- Task prompt
Copy out the listing that follows, exact in every word, and skip the images.

== == ==

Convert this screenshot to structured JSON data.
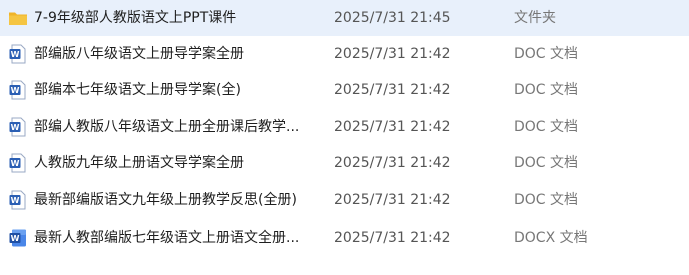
{
  "colors": {
    "folder": "#f5c542",
    "word_blue": "#2b5fb4",
    "name_text": "#1f1f1f",
    "meta_text": "#555555"
  },
  "files": [
    {
      "icon": "folder-icon",
      "name": "7-9年级部人教版语文上PPT课件",
      "modified": "2025/7/31 21:45",
      "type": "文件夹"
    },
    {
      "icon": "word-doc-icon",
      "name": "部编版八年级语文上册导学案全册",
      "modified": "2025/7/31 21:42",
      "type": "DOC 文档"
    },
    {
      "icon": "word-doc-icon",
      "name": "部编本七年级语文上册导学案(全)",
      "modified": "2025/7/31 21:42",
      "type": "DOC 文档"
    },
    {
      "icon": "word-doc-icon",
      "name": "部编人教版八年级语文上册全册课后教学...",
      "modified": "2025/7/31 21:42",
      "type": "DOC 文档"
    },
    {
      "icon": "word-doc-icon",
      "name": "人教版九年级上册语文导学案全册",
      "modified": "2025/7/31 21:42",
      "type": "DOC 文档"
    },
    {
      "icon": "word-doc-icon",
      "name": "最新部编版语文九年级上册教学反思(全册)",
      "modified": "2025/7/31 21:42",
      "type": "DOC 文档"
    },
    {
      "icon": "word-docx-icon",
      "name": "最新人教部编版七年级语文上册语文全册...",
      "modified": "2025/7/31 21:42",
      "type": "DOCX 文档"
    }
  ]
}
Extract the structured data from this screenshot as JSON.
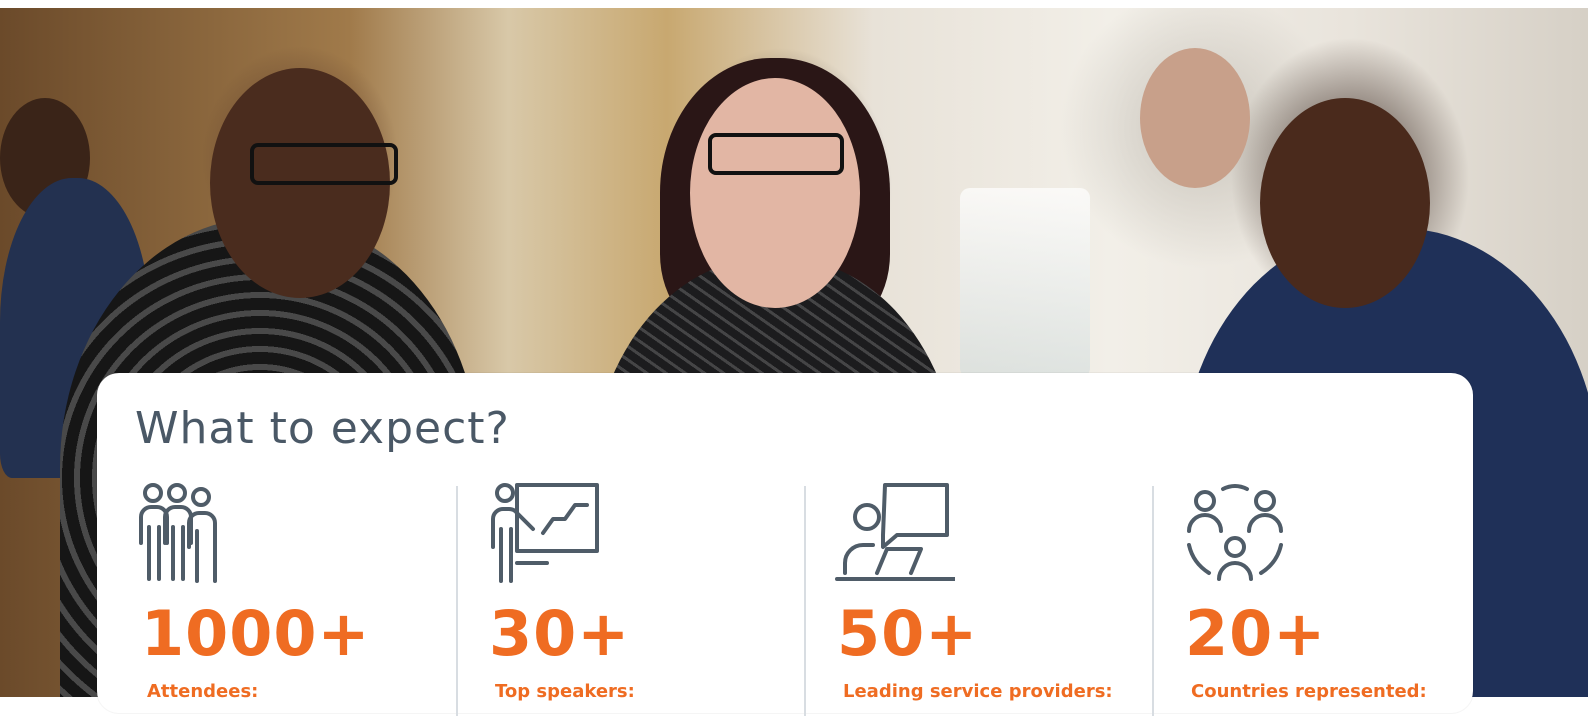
{
  "section": {
    "title": "What to expect?"
  },
  "stats": [
    {
      "number": "1000+",
      "label": "Attendees:",
      "icon": "attendees-group-icon"
    },
    {
      "number": "30+",
      "label": "Top speakers:",
      "icon": "speaker-presentation-icon"
    },
    {
      "number": "50+",
      "label": "Leading service providers:",
      "icon": "service-provider-chat-icon"
    },
    {
      "number": "20+",
      "label": "Countries represented:",
      "icon": "countries-network-icon"
    }
  ],
  "colors": {
    "accent": "#ef6c22",
    "title": "#4a5866",
    "icon_stroke": "#4f5c68",
    "divider": "#d8dde2"
  }
}
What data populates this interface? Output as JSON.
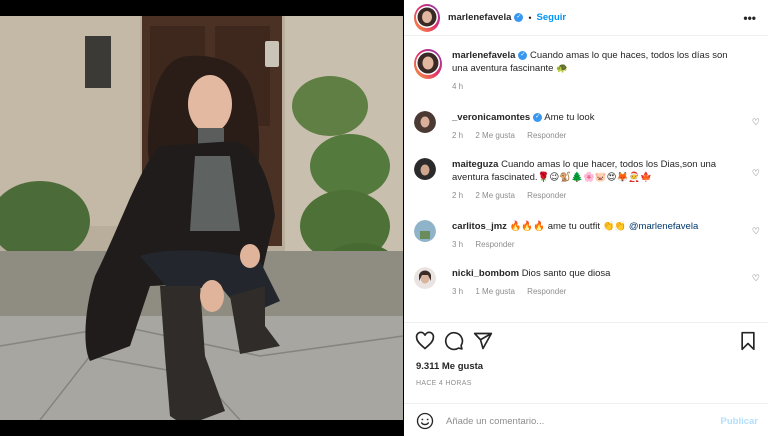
{
  "post": {
    "username": "marlenefavela",
    "follow_label": "Seguir",
    "caption_user": "marlenefavela",
    "caption": "Cuando amas lo que haces, todos los días son una aventura fascinante 🐢",
    "caption_time": "4 h"
  },
  "comments": [
    {
      "user": "_veronicamontes",
      "verified": true,
      "text": "Ame tu look",
      "time": "2 h",
      "likes": "2 Me gusta",
      "reply": "Responder"
    },
    {
      "user": "maiteguza",
      "verified": false,
      "text": "Cuando amas lo que hacer, todos los Dias,son una aventura fascinated.🌹😉🐒🌲🌸🐷😍🦊🧑‍🎄🍁",
      "time": "2 h",
      "likes": "2 Me gusta",
      "reply": "Responder"
    },
    {
      "user": "carlitos_jmz",
      "verified": false,
      "text": "🔥🔥🔥 ame tu outfit 👏👏 ",
      "mention": "@marlenefavela",
      "time": "3 h",
      "likes": "",
      "reply": "Responder"
    },
    {
      "user": "nicki_bombom",
      "verified": false,
      "text": "Dios santo que diosa",
      "time": "3 h",
      "likes": "1 Me gusta",
      "reply": "Responder"
    }
  ],
  "stats": {
    "likes": "9.311 Me gusta",
    "posted": "HACE 4 HORAS"
  },
  "composer": {
    "placeholder": "Añade un comentario...",
    "publish_label": "Publicar"
  },
  "icons": [
    "heart-icon",
    "comment-icon",
    "share-icon",
    "bookmark-icon",
    "emoji-icon",
    "more-options-icon",
    "verified-badge-icon"
  ]
}
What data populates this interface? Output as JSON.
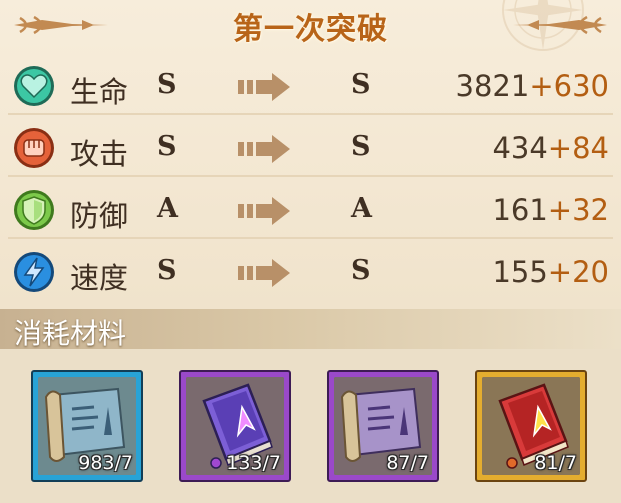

== == ==

- Output below
Convert this screenshot to structured JSON data.
{
  "colors": {
    "folder": "#f5c542",
    "word_blue": "#2b5fb4",
    "name_text": "#1f1f1f",
    "meta_text": "#555555"
  },
  "files": [
    {
      "icon": "folder-icon",
      "name": "7-9年级部人教版语文上PPT课件",
      "modified": "2025/7/31 21:45",
      "type": "文件夹"
    },
    {
      "icon": "word-doc-icon",
      "name": "部编版八年级语文上册导学案全册",
      "modified": "2025/7/31 21:42",
      "type": "DOC 文档"
    },
    {
      "icon": "word-doc-icon",
      "name": "部编本七年级语文上册导学案(全)",
      "modified": "2025/7/31 21:42",
      "type": "DOC 文档"
    },
    {
      "icon": "word-doc-icon",
      "name": "部编人教版八年级语文上册全册课后教学...",
      "modified": "2025/7/31 21:42",
      "type": "DOC 文档"
    },
    {
      "icon": "word-doc-icon",
      "name": "人教版九年级上册语文导学案全册",
      "modified": "2025/7/31 21:42",
      "type": "DOC 文档"
    },
    {
      "icon": "word-doc-icon",
      "name": "最新部编版语文九年级上册教学反思(全册)",
      "modified": "2025/7/31 21:42",
      "type": "DOC 文档"
    },
    {
      "icon": "word-docx-icon",
      "name": "最新人教部编版七年级语文上册语文全册...",
      "modified": "2025/7/31 21:42",
      "type": "DOCX 文档"
    }
  ]
}
Extract the structured data from this screenshot as JSON.
{
  "section": {
    "title": "What to expect?"
  },
  "stats": [
    {
      "number": "1000+",
      "label": "Attendees:",
      "icon": "attendees-group-icon"
    },
    {
      "number": "30+",
      "label": "Top speakers:",
      "icon": "speaker-presentation-icon"
    },
    {
      "number": "50+",
      "label": "Leading service providers:",
      "icon": "service-provider-chat-icon"
    },
    {
      "number": "20+",
      "label": "Countries represented:",
      "icon": "countries-network-icon"
    }
  ],
  "colors": {
    "accent": "#ef6c22",
    "title": "#4a5866",
    "icon_stroke": "#4f5c68",
    "divider": "#d8dde2"
  }
}
What data populates this interface? Output as JSON.
{
  "post": {
    "username": "marlenefavela",
    "follow_label": "Seguir",
    "caption_user": "marlenefavela",
    "caption": "Cuando amas lo que haces, todos los días son una aventura fascinante 🐢",
    "caption_time": "4 h"
  },
  "comments": [
    {
      "user": "_veronicamontes",
      "verified": true,
      "text": "Ame tu look",
      "time": "2 h",
      "likes": "2 Me gusta",
      "reply": "Responder"
    },
    {
      "user": "maiteguza",
      "verified": false,
      "text": "Cuando amas lo que hacer, todos los Dias,son una aventura fascinated.🌹😉🐒🌲🌸🐷😍🦊🧑‍🎄🍁",
      "time": "2 h",
      "likes": "2 Me gusta",
      "reply": "Responder"
    },
    {
      "user": "carlitos_jmz",
      "verified": false,
      "text": "🔥🔥🔥 ame tu outfit 👏👏 ",
      "mention": "@marlenefavela",
      "time": "3 h",
      "likes": "",
      "reply": "Responder"
    },
    {
      "user": "nicki_bombom",
      "verified": false,
      "text": "Dios santo que diosa",
      "time": "3 h",
      "likes": "1 Me gusta",
      "reply": "Responder"
    }
  ],
  "stats": {
    "likes": "9.311 Me gusta",
    "posted": "HACE 4 HORAS"
  },
  "composer": {
    "placeholder": "Añade un comentario...",
    "publish_label": "Publicar"
  },
  "icons": [
    "heart-icon",
    "comment-icon",
    "share-icon",
    "bookmark-icon",
    "emoji-icon",
    "more-options-icon",
    "verified-badge-icon"
  ]
}
What data populates this interface? Output as JSON.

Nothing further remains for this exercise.